SUPPLIED MATERIAL:
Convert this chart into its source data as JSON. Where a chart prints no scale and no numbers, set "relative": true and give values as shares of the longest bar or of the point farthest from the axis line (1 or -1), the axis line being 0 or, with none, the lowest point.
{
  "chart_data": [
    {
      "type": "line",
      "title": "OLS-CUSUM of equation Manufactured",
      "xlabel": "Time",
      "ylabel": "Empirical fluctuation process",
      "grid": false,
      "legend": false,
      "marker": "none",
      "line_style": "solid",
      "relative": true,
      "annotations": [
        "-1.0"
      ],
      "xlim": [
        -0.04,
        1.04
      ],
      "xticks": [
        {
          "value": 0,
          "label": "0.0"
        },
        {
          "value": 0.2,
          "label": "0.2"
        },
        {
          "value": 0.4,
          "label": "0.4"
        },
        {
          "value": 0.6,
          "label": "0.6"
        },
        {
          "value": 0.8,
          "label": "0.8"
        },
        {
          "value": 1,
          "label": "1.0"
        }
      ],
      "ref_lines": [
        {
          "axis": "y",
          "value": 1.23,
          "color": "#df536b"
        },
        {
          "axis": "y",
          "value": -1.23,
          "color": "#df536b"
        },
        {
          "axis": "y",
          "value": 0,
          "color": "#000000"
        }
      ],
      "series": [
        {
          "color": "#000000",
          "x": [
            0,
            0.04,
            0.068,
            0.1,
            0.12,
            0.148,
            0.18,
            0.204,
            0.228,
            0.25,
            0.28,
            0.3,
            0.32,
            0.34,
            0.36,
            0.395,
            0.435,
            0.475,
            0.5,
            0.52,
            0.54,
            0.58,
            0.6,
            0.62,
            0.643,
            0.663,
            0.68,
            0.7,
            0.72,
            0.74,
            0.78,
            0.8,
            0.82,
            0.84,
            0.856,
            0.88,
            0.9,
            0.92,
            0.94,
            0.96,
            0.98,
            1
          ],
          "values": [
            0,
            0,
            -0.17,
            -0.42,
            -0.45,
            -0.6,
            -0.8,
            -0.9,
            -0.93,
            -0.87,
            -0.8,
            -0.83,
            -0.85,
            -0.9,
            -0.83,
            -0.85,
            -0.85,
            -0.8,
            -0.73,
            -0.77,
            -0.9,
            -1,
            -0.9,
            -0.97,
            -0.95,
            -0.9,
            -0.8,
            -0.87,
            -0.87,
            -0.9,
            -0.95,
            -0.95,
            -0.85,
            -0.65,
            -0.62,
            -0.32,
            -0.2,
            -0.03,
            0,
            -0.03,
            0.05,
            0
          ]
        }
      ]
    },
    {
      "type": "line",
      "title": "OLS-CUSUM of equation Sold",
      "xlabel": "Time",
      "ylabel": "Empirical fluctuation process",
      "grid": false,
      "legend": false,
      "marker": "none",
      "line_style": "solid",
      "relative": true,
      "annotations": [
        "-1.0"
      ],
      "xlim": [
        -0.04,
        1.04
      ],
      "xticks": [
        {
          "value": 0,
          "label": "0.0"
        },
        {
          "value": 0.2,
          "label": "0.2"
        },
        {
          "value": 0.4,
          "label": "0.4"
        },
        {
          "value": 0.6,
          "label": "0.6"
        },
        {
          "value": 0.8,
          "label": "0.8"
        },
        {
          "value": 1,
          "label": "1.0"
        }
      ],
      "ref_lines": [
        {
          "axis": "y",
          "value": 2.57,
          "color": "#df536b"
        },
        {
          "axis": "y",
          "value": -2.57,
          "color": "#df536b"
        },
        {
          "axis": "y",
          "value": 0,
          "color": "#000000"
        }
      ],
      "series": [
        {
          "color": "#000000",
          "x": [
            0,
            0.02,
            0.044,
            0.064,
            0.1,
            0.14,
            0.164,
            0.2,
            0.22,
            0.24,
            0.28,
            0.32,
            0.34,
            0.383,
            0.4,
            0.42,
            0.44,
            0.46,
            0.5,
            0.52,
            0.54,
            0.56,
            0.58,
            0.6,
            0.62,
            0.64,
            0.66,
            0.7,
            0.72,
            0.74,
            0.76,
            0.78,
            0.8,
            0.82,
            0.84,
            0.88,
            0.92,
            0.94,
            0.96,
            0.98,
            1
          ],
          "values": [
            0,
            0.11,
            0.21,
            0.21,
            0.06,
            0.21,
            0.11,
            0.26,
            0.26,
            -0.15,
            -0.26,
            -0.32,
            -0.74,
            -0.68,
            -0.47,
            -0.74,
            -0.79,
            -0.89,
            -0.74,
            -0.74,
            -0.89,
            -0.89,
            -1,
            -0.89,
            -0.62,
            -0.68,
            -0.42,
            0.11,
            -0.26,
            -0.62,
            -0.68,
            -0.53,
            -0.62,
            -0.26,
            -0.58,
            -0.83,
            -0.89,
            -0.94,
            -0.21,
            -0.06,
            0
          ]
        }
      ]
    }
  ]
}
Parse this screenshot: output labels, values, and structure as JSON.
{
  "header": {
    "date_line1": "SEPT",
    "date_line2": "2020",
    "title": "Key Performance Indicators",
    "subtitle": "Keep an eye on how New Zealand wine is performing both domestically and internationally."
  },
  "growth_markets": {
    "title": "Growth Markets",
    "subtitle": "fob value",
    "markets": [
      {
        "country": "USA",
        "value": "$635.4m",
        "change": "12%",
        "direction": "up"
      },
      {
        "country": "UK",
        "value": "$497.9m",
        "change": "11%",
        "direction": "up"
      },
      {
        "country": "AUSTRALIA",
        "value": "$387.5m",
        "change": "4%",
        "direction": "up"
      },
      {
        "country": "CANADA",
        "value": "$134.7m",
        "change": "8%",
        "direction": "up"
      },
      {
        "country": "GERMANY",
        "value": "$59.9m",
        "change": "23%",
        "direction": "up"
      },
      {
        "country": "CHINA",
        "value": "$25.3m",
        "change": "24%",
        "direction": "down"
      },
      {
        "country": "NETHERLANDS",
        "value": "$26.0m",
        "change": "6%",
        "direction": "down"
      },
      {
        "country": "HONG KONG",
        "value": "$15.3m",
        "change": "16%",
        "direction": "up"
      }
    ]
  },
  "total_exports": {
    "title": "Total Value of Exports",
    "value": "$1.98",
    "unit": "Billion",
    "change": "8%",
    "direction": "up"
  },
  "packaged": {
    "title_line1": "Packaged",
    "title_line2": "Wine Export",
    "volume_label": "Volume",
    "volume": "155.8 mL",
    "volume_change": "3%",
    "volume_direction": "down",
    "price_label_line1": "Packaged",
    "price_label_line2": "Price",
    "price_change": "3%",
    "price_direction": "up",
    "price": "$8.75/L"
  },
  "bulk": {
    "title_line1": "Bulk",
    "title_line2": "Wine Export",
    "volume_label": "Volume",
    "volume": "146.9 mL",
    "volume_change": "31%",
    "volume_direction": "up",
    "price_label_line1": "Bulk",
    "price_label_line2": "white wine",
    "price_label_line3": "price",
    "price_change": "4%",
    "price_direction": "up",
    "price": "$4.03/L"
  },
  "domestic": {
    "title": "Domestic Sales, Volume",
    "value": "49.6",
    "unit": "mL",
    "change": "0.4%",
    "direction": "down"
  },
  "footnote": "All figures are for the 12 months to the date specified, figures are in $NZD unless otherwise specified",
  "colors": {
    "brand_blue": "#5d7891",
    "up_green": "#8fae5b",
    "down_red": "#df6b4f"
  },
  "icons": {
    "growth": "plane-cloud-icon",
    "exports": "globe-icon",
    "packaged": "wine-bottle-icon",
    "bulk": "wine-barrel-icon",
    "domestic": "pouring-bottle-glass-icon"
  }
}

WHAT THE TASK ASKS: Repeat the material above in full, keeping every word.

EXERCISE SOLUTION:
Convert this chart into its source data as JSON. Where a chart prints no scale and no numbers, set "relative": true and give values as shares of the longest bar or of the point farthest from the axis line (1 or -1), the axis line being 0 or, with none, the lowest point.
{
  "chart_data": [
    {
      "type": "line",
      "title": "OLS-CUSUM of equation Manufactured",
      "xlabel": "Time",
      "ylabel": "Empirical fluctuation process",
      "grid": false,
      "legend": false,
      "marker": "none",
      "line_style": "solid",
      "relative": true,
      "annotations": [
        "-1.0"
      ],
      "xlim": [
        -0.04,
        1.04
      ],
      "xticks": [
        {
          "value": 0,
          "label": "0.0"
        },
        {
          "value": 0.2,
          "label": "0.2"
        },
        {
          "value": 0.4,
          "label": "0.4"
        },
        {
          "value": 0.6,
          "label": "0.6"
        },
        {
          "value": 0.8,
          "label": "0.8"
        },
        {
          "value": 1,
          "label": "1.0"
        }
      ],
      "ref_lines": [
        {
          "axis": "y",
          "value": 1.23,
          "color": "#df536b"
        },
        {
          "axis": "y",
          "value": -1.23,
          "color": "#df536b"
        },
        {
          "axis": "y",
          "value": 0,
          "color": "#000000"
        }
      ],
      "series": [
        {
          "color": "#000000",
          "x": [
            0,
            0.04,
            0.068,
            0.1,
            0.12,
            0.148,
            0.18,
            0.204,
            0.228,
            0.25,
            0.28,
            0.3,
            0.32,
            0.34,
            0.36,
            0.395,
            0.435,
            0.475,
            0.5,
            0.52,
            0.54,
            0.58,
            0.6,
            0.62,
            0.643,
            0.663,
            0.68,
            0.7,
            0.72,
            0.74,
            0.78,
            0.8,
            0.82,
            0.84,
            0.856,
            0.88,
            0.9,
            0.92,
            0.94,
            0.96,
            0.98,
            1
          ],
          "values": [
            0,
            0,
            -0.17,
            -0.42,
            -0.45,
            -0.6,
            -0.8,
            -0.9,
            -0.93,
            -0.87,
            -0.8,
            -0.83,
            -0.85,
            -0.9,
            -0.83,
            -0.85,
            -0.85,
            -0.8,
            -0.73,
            -0.77,
            -0.9,
            -1,
            -0.9,
            -0.97,
            -0.95,
            -0.9,
            -0.8,
            -0.87,
            -0.87,
            -0.9,
            -0.95,
            -0.95,
            -0.85,
            -0.65,
            -0.62,
            -0.32,
            -0.2,
            -0.03,
            0,
            -0.03,
            0.05,
            0
          ]
        }
      ]
    },
    {
      "type": "line",
      "title": "OLS-CUSUM of equation Sold",
      "xlabel": "Time",
      "ylabel": "Empirical fluctuation process",
      "grid": false,
      "legend": false,
      "marker": "none",
      "line_style": "solid",
      "relative": true,
      "annotations": [
        "-1.0"
      ],
      "xlim": [
        -0.04,
        1.04
      ],
      "xticks": [
        {
          "value": 0,
          "label": "0.0"
        },
        {
          "value": 0.2,
          "label": "0.2"
        },
        {
          "value": 0.4,
          "label": "0.4"
        },
        {
          "value": 0.6,
          "label": "0.6"
        },
        {
          "value": 0.8,
          "label": "0.8"
        },
        {
          "value": 1,
          "label": "1.0"
        }
      ],
      "ref_lines": [
        {
          "axis": "y",
          "value": 2.57,
          "color": "#df536b"
        },
        {
          "axis": "y",
          "value": -2.57,
          "color": "#df536b"
        },
        {
          "axis": "y",
          "value": 0,
          "color": "#000000"
        }
      ],
      "series": [
        {
          "color": "#000000",
          "x": [
            0,
            0.02,
            0.044,
            0.064,
            0.1,
            0.14,
            0.164,
            0.2,
            0.22,
            0.24,
            0.28,
            0.32,
            0.34,
            0.383,
            0.4,
            0.42,
            0.44,
            0.46,
            0.5,
            0.52,
            0.54,
            0.56,
            0.58,
            0.6,
            0.62,
            0.64,
            0.66,
            0.7,
            0.72,
            0.74,
            0.76,
            0.78,
            0.8,
            0.82,
            0.84,
            0.88,
            0.92,
            0.94,
            0.96,
            0.98,
            1
          ],
          "values": [
            0,
            0.11,
            0.21,
            0.21,
            0.06,
            0.21,
            0.11,
            0.26,
            0.26,
            -0.15,
            -0.26,
            -0.32,
            -0.74,
            -0.68,
            -0.47,
            -0.74,
            -0.79,
            -0.89,
            -0.74,
            -0.74,
            -0.89,
            -0.89,
            -1,
            -0.89,
            -0.62,
            -0.68,
            -0.42,
            0.11,
            -0.26,
            -0.62,
            -0.68,
            -0.53,
            -0.62,
            -0.26,
            -0.58,
            -0.83,
            -0.89,
            -0.94,
            -0.21,
            -0.06,
            0
          ]
        }
      ]
    }
  ]
}
Parse this screenshot: output labels, values, and structure as JSON.
{
  "header": {
    "date_line1": "SEPT",
    "date_line2": "2020",
    "title": "Key Performance Indicators",
    "subtitle": "Keep an eye on how New Zealand wine is performing both domestically and internationally."
  },
  "growth_markets": {
    "title": "Growth Markets",
    "subtitle": "fob value",
    "markets": [
      {
        "country": "USA",
        "value": "$635.4m",
        "change": "12%",
        "direction": "up"
      },
      {
        "country": "UK",
        "value": "$497.9m",
        "change": "11%",
        "direction": "up"
      },
      {
        "country": "AUSTRALIA",
        "value": "$387.5m",
        "change": "4%",
        "direction": "up"
      },
      {
        "country": "CANADA",
        "value": "$134.7m",
        "change": "8%",
        "direction": "up"
      },
      {
        "country": "GERMANY",
        "value": "$59.9m",
        "change": "23%",
        "direction": "up"
      },
      {
        "country": "CHINA",
        "value": "$25.3m",
        "change": "24%",
        "direction": "down"
      },
      {
        "country": "NETHERLANDS",
        "value": "$26.0m",
        "change": "6%",
        "direction": "down"
      },
      {
        "country": "HONG KONG",
        "value": "$15.3m",
        "change": "16%",
        "direction": "up"
      }
    ]
  },
  "total_exports": {
    "title": "Total Value of Exports",
    "value": "$1.98",
    "unit": "Billion",
    "change": "8%",
    "direction": "up"
  },
  "packaged": {
    "title_line1": "Packaged",
    "title_line2": "Wine Export",
    "volume_label": "Volume",
    "volume": "155.8 mL",
    "volume_change": "3%",
    "volume_direction": "down",
    "price_label_line1": "Packaged",
    "price_label_line2": "Price",
    "price_change": "3%",
    "price_direction": "up",
    "price": "$8.75/L"
  },
  "bulk": {
    "title_line1": "Bulk",
    "title_line2": "Wine Export",
    "volume_label": "Volume",
    "volume": "146.9 mL",
    "volume_change": "31%",
    "volume_direction": "up",
    "price_label_line1": "Bulk",
    "price_label_line2": "white wine",
    "price_label_line3": "price",
    "price_change": "4%",
    "price_direction": "up",
    "price": "$4.03/L"
  },
  "domestic": {
    "title": "Domestic Sales, Volume",
    "value": "49.6",
    "unit": "mL",
    "change": "0.4%",
    "direction": "down"
  },
  "footnote": "All figures are for the 12 months to the date specified, figures are in $NZD unless otherwise specified",
  "colors": {
    "brand_blue": "#5d7891",
    "up_green": "#8fae5b",
    "down_red": "#df6b4f"
  },
  "icons": {
    "growth": "plane-cloud-icon",
    "exports": "globe-icon",
    "packaged": "wine-bottle-icon",
    "bulk": "wine-barrel-icon",
    "domestic": "pouring-bottle-glass-icon"
  }
}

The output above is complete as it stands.